_练习题目_
修改下面原文中以含有“bool cross(point a,point”的词句开头、到“if(s1*s2<0)”结束的部分：把其中的“cross”改为“intersect”，然后写出改好的这一段。

_原文节选_
________________________

POJ 1039

一条直线，必定可以通过旋转和平移使得它和一个上顶点一下顶点相切，这样的直线是最优的。因为这样能确定了直线所能到达的最远X。这样的两个顶点就规定了它的上下界，

所以，枚举上下顶点，注意判断是否能到达入口处。只需判断直线是否与每个横切面的直线都有相交。

#include <iostream>
#include <cstdio>
#include <cstring>
#include <cmath>
#include <algorithm>

using namespace std;
const double eps=0.00000001;
struct point{
	double x,y;
}up[30],dp[30];
struct edge{
	point start,end;
}Line;
int n;
double longest;

int dpcmp(double h){
	if(fabs(h)<eps) return 0;
	return h>0?1:-1;
}

bool cross(point a,point b,point c,point d){
	double h=(c.x-a.x)*(b.y-a.y)-(c.y-a.y)*(b.x-a.x);
	double j=(d.x-a.x)*(b.y-a.y)-(d.y-a.y)*(b.x-a.x);
	int s1=dpcmp(h); int s2=dpcmp(j);
	if(s1*s2<0)

________________________

_记录数据_
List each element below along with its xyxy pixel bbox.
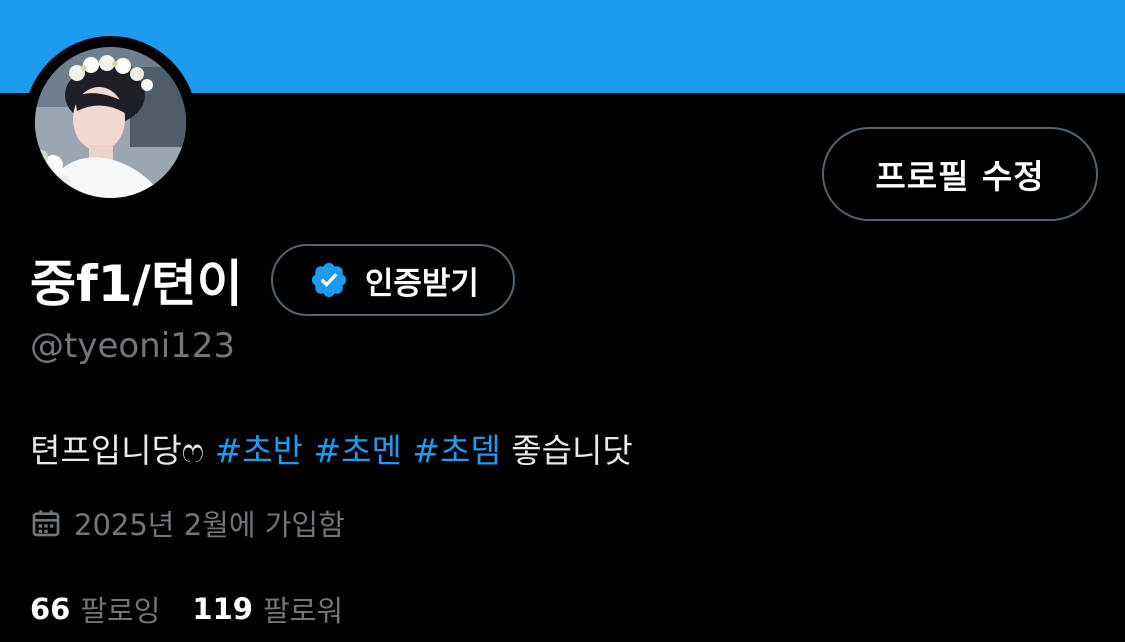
join-date-text: 2025년 2월에 가입함 bbox=[74, 508, 345, 542]
profile-bio: 텬프입니당ෆ #초반 #초멘 #초뎀 좋습니닷 bbox=[30, 424, 633, 472]
avatar[interactable] bbox=[24, 36, 197, 209]
followers-label: 팔로워 bbox=[262, 594, 343, 628]
get-verified-label: 인증받기 bbox=[364, 265, 479, 302]
get-verified-button[interactable]: 인증받기 bbox=[270, 244, 515, 316]
user-handle: @tyeoni123 bbox=[30, 326, 236, 366]
follow-stats: 66 팔로잉 119 팔로워 bbox=[30, 588, 375, 630]
profile-page: 프로필 수정 중f1/텬이 인증받기 @tyeoni123 텬프입니당ෆ #초반… bbox=[0, 0, 1125, 642]
calendar-icon bbox=[30, 507, 62, 539]
hashtag-link[interactable]: #초뎀 bbox=[412, 431, 500, 470]
bio-text: 좋습니닷 bbox=[511, 431, 633, 470]
hashtag-link[interactable]: #초멘 bbox=[314, 431, 402, 470]
avatar-image bbox=[35, 47, 186, 198]
following-link[interactable]: 66 팔로잉 bbox=[30, 588, 160, 630]
edit-profile-button[interactable]: 프로필 수정 bbox=[822, 127, 1098, 221]
hashtag-link[interactable]: #초반 bbox=[215, 431, 303, 470]
followers-link[interactable]: 119 팔로워 bbox=[192, 588, 343, 630]
display-name: 중f1/텬이 bbox=[30, 255, 243, 313]
join-date: 2025년 2월에 가입함 bbox=[30, 502, 345, 544]
verified-badge-icon bbox=[309, 260, 349, 300]
following-label: 팔로잉 bbox=[80, 594, 161, 628]
name-row: 중f1/텬이 인증받기 bbox=[30, 240, 515, 320]
followers-count: 119 bbox=[192, 592, 253, 626]
following-count: 66 bbox=[30, 592, 71, 626]
bio-text: 텬프입니당ෆ bbox=[30, 431, 205, 470]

________________________

_输出结果_
bool intersect(point a,point b,point c,point d){
	double h=(c.x-a.x)*(b.y-a.y)-(c.y-a.y)*(b.x-a.x);
	double j=(d.x-a.x)*(b.y-a.y)-(d.y-a.y)*(b.x-a.x);
	int s1=dpcmp(h); int s2=dpcmp(j);
	if(s1*s2<0)